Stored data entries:
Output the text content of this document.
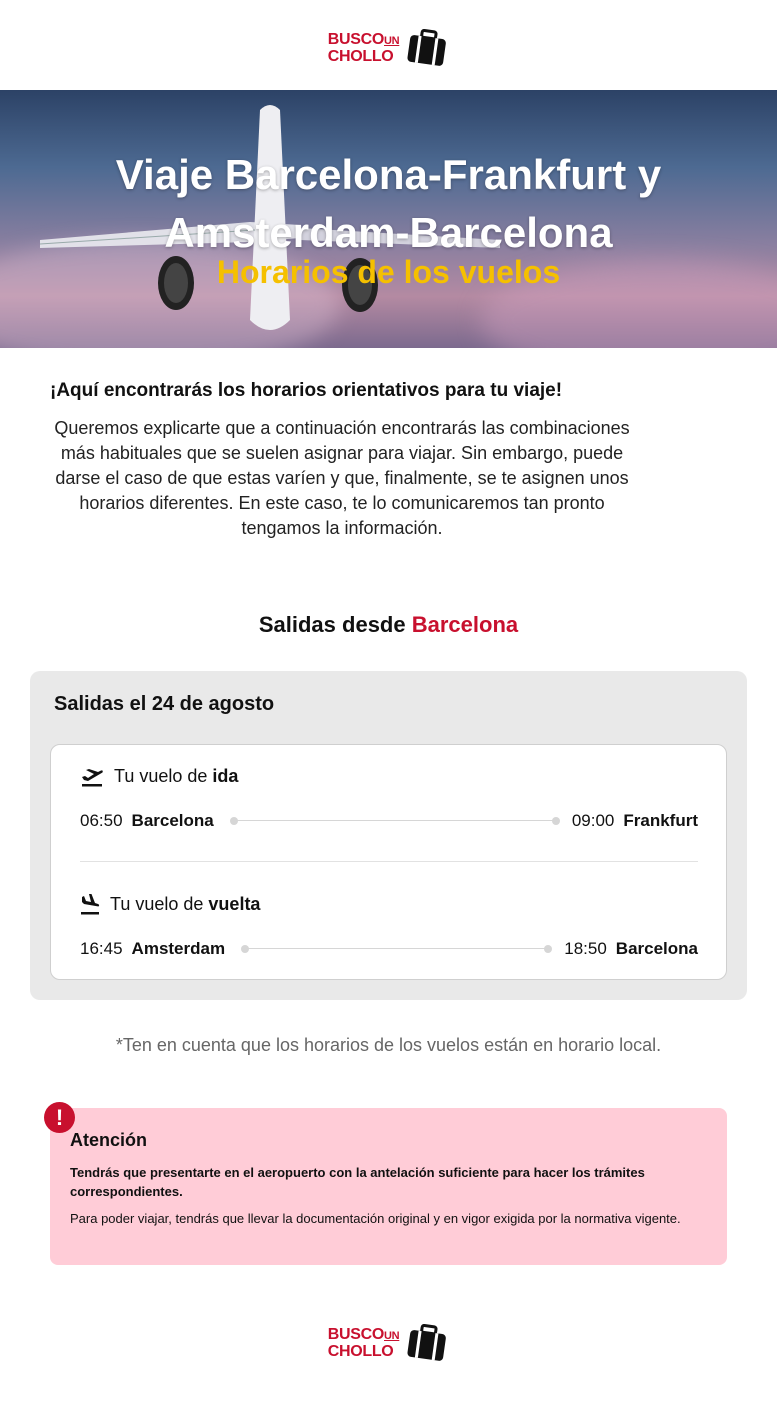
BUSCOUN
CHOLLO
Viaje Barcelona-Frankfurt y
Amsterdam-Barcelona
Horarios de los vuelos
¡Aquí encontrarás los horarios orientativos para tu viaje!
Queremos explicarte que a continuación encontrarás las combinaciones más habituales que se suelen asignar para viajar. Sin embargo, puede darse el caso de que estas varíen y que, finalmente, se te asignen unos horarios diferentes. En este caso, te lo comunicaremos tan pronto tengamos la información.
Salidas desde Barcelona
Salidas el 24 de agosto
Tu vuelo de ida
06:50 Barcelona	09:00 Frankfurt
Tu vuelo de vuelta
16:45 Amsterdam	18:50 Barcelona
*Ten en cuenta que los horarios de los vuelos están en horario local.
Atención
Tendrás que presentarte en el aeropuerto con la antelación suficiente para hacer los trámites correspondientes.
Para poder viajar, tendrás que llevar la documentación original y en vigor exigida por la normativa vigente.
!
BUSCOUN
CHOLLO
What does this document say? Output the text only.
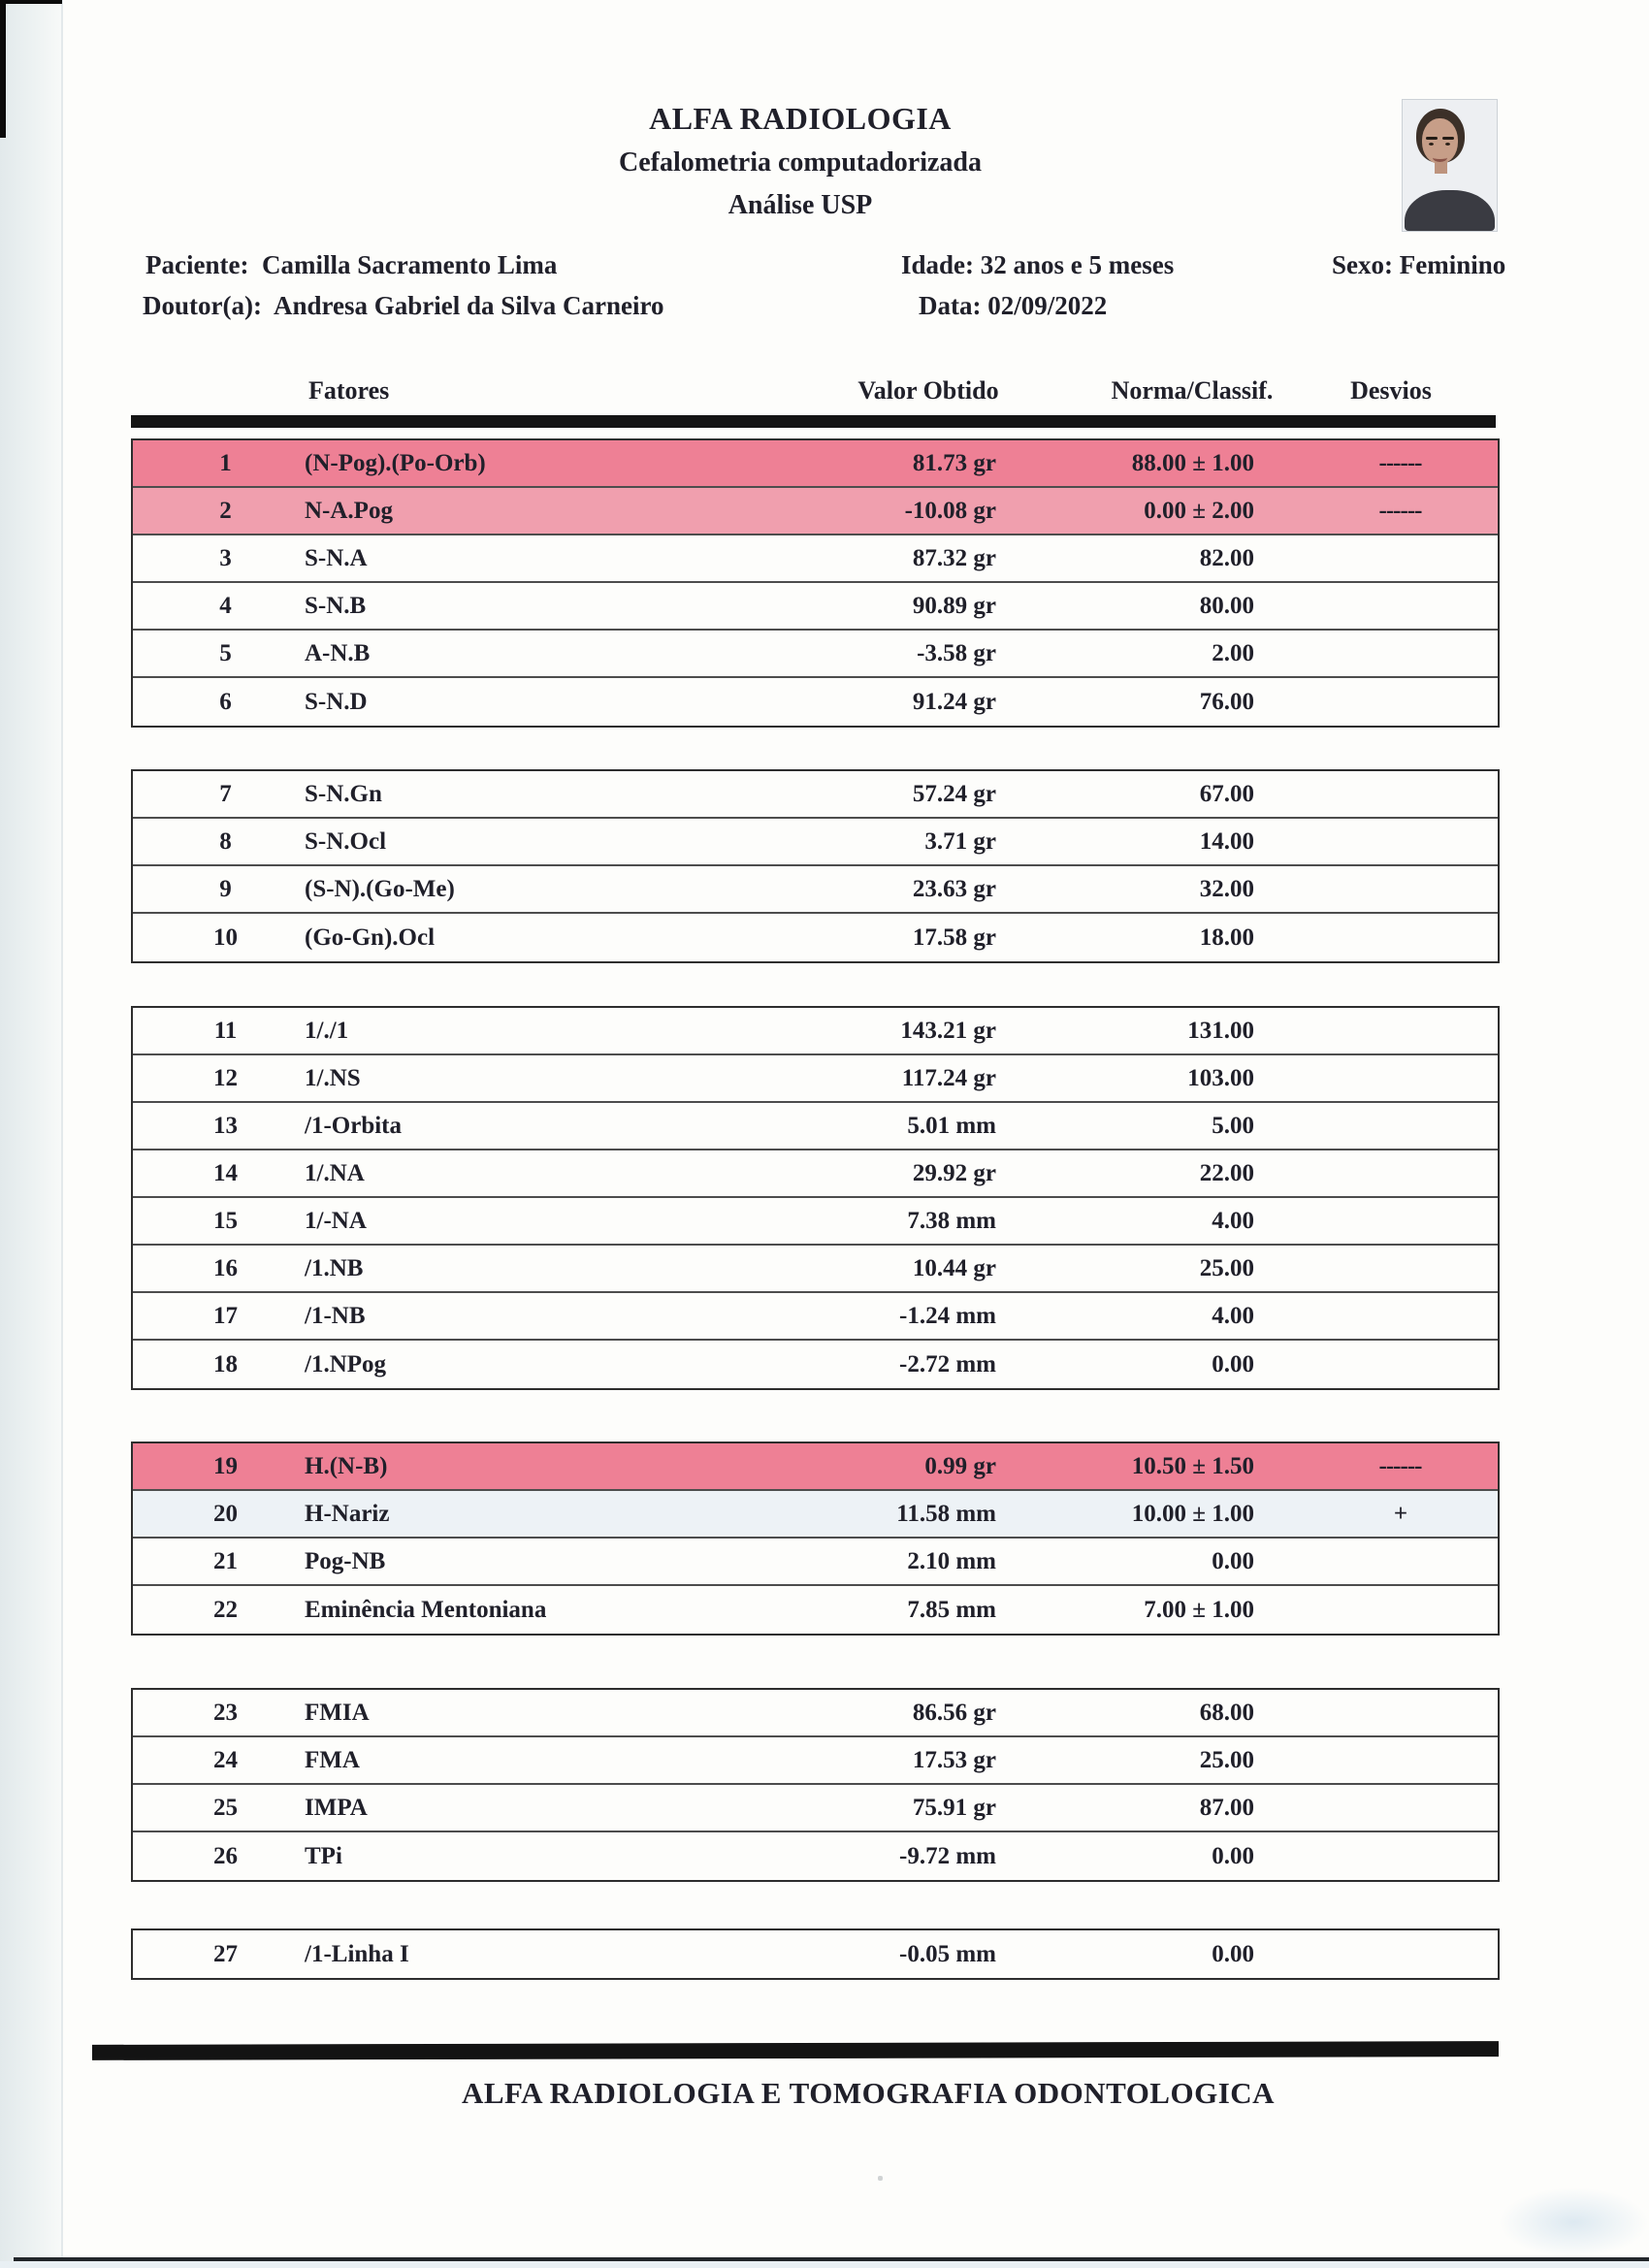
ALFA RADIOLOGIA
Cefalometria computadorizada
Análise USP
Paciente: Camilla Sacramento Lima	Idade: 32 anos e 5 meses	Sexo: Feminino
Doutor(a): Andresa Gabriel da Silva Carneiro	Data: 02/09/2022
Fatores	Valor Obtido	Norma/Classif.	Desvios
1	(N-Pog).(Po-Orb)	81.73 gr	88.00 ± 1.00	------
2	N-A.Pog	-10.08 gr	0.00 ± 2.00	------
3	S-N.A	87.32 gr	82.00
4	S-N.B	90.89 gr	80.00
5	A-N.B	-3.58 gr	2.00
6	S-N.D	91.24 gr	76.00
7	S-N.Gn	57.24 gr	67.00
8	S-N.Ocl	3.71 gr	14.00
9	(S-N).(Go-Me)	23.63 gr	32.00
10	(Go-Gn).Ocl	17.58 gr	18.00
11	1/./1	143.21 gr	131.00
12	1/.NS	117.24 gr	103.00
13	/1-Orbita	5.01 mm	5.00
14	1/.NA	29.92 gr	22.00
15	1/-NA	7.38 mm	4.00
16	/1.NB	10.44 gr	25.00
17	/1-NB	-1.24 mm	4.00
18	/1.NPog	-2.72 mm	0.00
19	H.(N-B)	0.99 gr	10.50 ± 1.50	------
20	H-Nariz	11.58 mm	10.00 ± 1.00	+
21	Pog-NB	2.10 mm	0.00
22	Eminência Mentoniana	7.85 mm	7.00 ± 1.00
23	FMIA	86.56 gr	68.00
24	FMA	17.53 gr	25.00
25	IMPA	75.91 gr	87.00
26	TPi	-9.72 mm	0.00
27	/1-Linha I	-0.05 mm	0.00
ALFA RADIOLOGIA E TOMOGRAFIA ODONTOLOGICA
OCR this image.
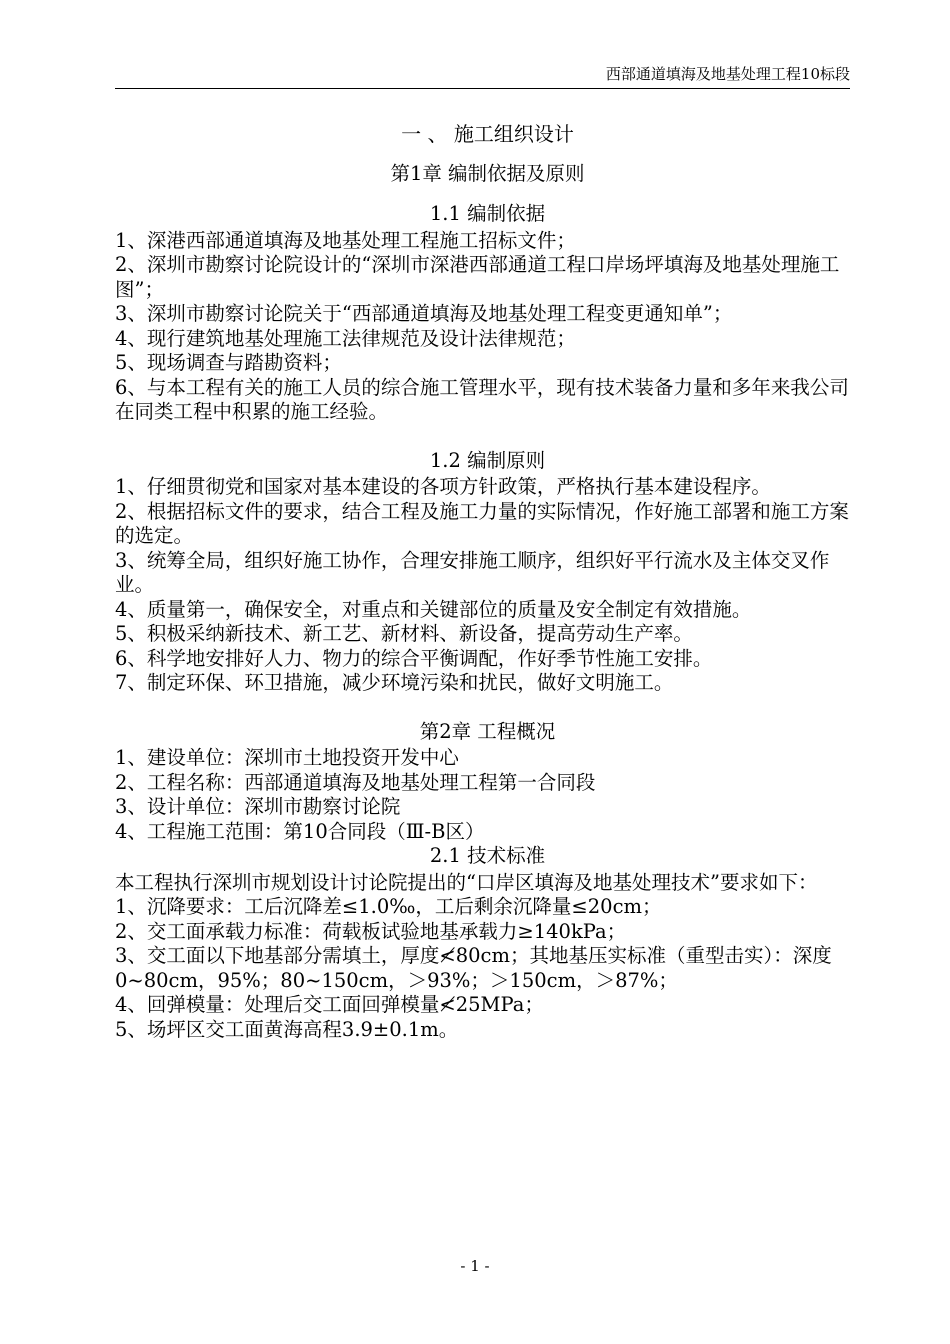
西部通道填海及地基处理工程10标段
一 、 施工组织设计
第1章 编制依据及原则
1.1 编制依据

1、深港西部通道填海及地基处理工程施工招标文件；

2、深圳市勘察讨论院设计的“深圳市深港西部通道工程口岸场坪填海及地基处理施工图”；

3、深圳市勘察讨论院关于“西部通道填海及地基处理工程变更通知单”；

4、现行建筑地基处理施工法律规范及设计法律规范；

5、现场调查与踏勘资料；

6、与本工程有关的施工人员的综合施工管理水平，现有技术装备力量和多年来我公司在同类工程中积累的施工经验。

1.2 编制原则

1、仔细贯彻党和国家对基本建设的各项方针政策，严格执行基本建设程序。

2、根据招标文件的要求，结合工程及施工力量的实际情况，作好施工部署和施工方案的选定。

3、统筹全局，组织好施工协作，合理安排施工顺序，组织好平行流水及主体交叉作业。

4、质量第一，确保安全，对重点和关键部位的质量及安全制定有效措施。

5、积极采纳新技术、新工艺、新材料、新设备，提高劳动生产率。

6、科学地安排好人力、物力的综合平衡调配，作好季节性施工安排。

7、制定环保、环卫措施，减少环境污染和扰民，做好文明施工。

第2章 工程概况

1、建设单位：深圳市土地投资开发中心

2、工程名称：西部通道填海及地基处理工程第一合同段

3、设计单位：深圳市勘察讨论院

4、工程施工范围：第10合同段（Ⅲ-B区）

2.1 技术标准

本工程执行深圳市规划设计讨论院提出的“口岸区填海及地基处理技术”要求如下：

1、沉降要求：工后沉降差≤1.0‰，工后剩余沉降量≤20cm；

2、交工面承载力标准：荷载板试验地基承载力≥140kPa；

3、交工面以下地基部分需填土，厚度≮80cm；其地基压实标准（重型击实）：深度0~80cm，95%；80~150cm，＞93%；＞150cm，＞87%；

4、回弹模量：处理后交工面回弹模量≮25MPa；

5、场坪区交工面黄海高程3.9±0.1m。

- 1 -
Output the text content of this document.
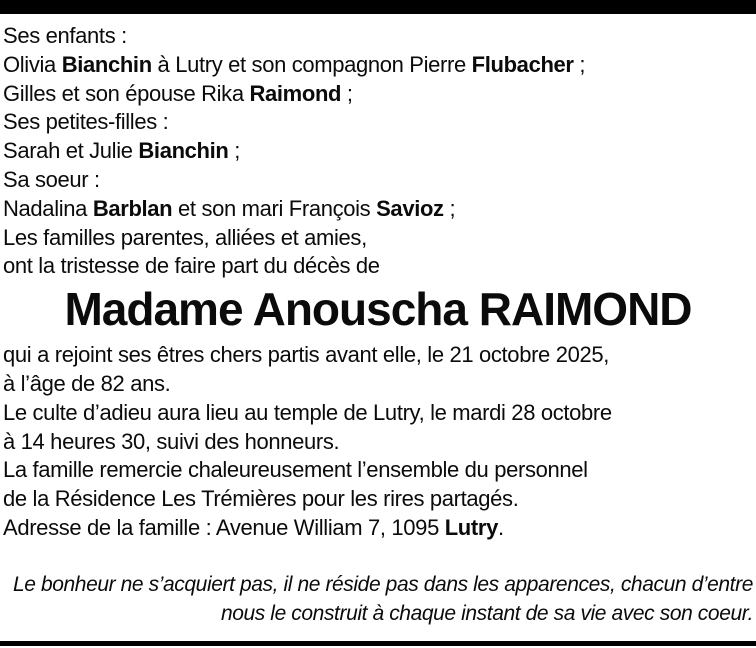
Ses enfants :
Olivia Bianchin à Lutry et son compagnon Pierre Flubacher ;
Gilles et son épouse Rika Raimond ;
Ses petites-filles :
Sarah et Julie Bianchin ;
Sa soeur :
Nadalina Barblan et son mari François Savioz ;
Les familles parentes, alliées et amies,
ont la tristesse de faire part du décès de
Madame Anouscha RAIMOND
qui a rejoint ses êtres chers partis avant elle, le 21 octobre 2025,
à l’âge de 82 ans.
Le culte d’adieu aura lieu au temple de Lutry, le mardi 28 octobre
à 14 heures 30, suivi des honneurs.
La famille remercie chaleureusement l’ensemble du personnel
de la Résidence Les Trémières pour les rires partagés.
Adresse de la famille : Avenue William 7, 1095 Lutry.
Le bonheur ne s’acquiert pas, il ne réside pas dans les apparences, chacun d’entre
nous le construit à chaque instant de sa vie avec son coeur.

** EXERCISE OBJECTIVE **
Go through the listing above and write it all out exactly, leaving out any picture.

** TASK ANSWER **
Output the text content of this document.
BUSCOUN
CHOLLO
Viaje Barcelona-Frankfurt y
Amsterdam-Barcelona
Horarios de los vuelos
¡Aquí encontrarás los horarios orientativos para tu viaje!
Queremos explicarte que a continuación encontrarás las combinaciones más habituales que se suelen asignar para viajar. Sin embargo, puede darse el caso de que estas varíen y que, finalmente, se te asignen unos horarios diferentes. En este caso, te lo comunicaremos tan pronto tengamos la información.
Salidas desde Barcelona
Salidas el 24 de agosto
Tu vuelo de ida
06:50 Barcelona	09:00 Frankfurt
Tu vuelo de vuelta
16:45 Amsterdam	18:50 Barcelona
*Ten en cuenta que los horarios de los vuelos están en horario local.
Atención
Tendrás que presentarte en el aeropuerto con la antelación suficiente para hacer los trámites correspondientes.
Para poder viajar, tendrás que llevar la documentación original y en vigor exigida por la normativa vigente.
!
BUSCOUN
CHOLLO
What does this document say? Output the text only.
ALFA RADIOLOGIA
Cefalometria computadorizada
Análise USP
Paciente: Camilla Sacramento Lima	Idade: 32 anos e 5 meses	Sexo: Feminino
Doutor(a): Andresa Gabriel da Silva Carneiro	Data: 02/09/2022
Fatores	Valor Obtido	Norma/Classif.	Desvios
1	(N-Pog).(Po-Orb)	81.73 gr	88.00 ± 1.00	------
2	N-A.Pog	-10.08 gr	0.00 ± 2.00	------
3	S-N.A	87.32 gr	82.00
4	S-N.B	90.89 gr	80.00
5	A-N.B	-3.58 gr	2.00
6	S-N.D	91.24 gr	76.00
7	S-N.Gn	57.24 gr	67.00
8	S-N.Ocl	3.71 gr	14.00
9	(S-N).(Go-Me)	23.63 gr	32.00
10	(Go-Gn).Ocl	17.58 gr	18.00
11	1/./1	143.21 gr	131.00
12	1/.NS	117.24 gr	103.00
13	/1-Orbita	5.01 mm	5.00
14	1/.NA	29.92 gr	22.00
15	1/-NA	7.38 mm	4.00
16	/1.NB	10.44 gr	25.00
17	/1-NB	-1.24 mm	4.00
18	/1.NPog	-2.72 mm	0.00
19	H.(N-B)	0.99 gr	10.50 ± 1.50	------
20	H-Nariz	11.58 mm	10.00 ± 1.00	+
21	Pog-NB	2.10 mm	0.00
22	Eminência Mentoniana	7.85 mm	7.00 ± 1.00
23	FMIA	86.56 gr	68.00
24	FMA	17.53 gr	25.00
25	IMPA	75.91 gr	87.00
26	TPi	-9.72 mm	0.00
27	/1-Linha I	-0.05 mm	0.00
ALFA RADIOLOGIA E TOMOGRAFIA ODONTOLOGICA
OCR this image.
西部通道填海及地基处理工程10标段
一 、 施工组织设计
第1章 编制依据及原则
1.1 编制依据

1、深港西部通道填海及地基处理工程施工招标文件；

2、深圳市勘察讨论院设计的“深圳市深港西部通道工程口岸场坪填海及地基处理施工图”；

3、深圳市勘察讨论院关于“西部通道填海及地基处理工程变更通知单”；

4、现行建筑地基处理施工法律规范及设计法律规范；

5、现场调查与踏勘资料；

6、与本工程有关的施工人员的综合施工管理水平，现有技术装备力量和多年来我公司在同类工程中积累的施工经验。

1.2 编制原则

1、仔细贯彻党和国家对基本建设的各项方针政策，严格执行基本建设程序。

2、根据招标文件的要求，结合工程及施工力量的实际情况，作好施工部署和施工方案的选定。

3、统筹全局，组织好施工协作，合理安排施工顺序，组织好平行流水及主体交叉作业。

4、质量第一，确保安全，对重点和关键部位的质量及安全制定有效措施。

5、积极采纳新技术、新工艺、新材料、新设备，提高劳动生产率。

6、科学地安排好人力、物力的综合平衡调配，作好季节性施工安排。

7、制定环保、环卫措施，减少环境污染和扰民，做好文明施工。

第2章 工程概况

1、建设单位：深圳市土地投资开发中心

2、工程名称：西部通道填海及地基处理工程第一合同段

3、设计单位：深圳市勘察讨论院

4、工程施工范围：第10合同段（Ⅲ-B区）

2.1 技术标准

本工程执行深圳市规划设计讨论院提出的“口岸区填海及地基处理技术”要求如下：

1、沉降要求：工后沉降差≤1.0‰，工后剩余沉降量≤20cm；

2、交工面承载力标准：荷载板试验地基承载力≥140kPa；

3、交工面以下地基部分需填土，厚度≮80cm；其地基压实标准（重型击实）：深度0~80cm，95%；80~150cm，＞93%；＞150cm，＞87%；

4、回弹模量：处理后交工面回弹模量≮25MPa；

5、场坪区交工面黄海高程3.9±0.1m。

- 1 -
Output the text content of this document.
Ses enfants :
Olivia Bianchin à Lutry et son compagnon Pierre Flubacher ;
Gilles et son épouse Rika Raimond ;
Ses petites-filles :
Sarah et Julie Bianchin ;
Sa soeur :
Nadalina Barblan et son mari François Savioz ;
Les familles parentes, alliées et amies,
ont la tristesse de faire part du décès de
Madame Anouscha RAIMOND
qui a rejoint ses êtres chers partis avant elle, le 21 octobre 2025,
à l’âge de 82 ans.
Le culte d’adieu aura lieu au temple de Lutry, le mardi 28 octobre
à 14 heures 30, suivi des honneurs.
La famille remercie chaleureusement l’ensemble du personnel
de la Résidence Les Trémières pour les rires partagés.
Adresse de la famille : Avenue William 7, 1095 Lutry.
Le bonheur ne s’acquiert pas, il ne réside pas dans les apparences, chacun d’entre
nous le construit à chaque instant de sa vie avec son coeur.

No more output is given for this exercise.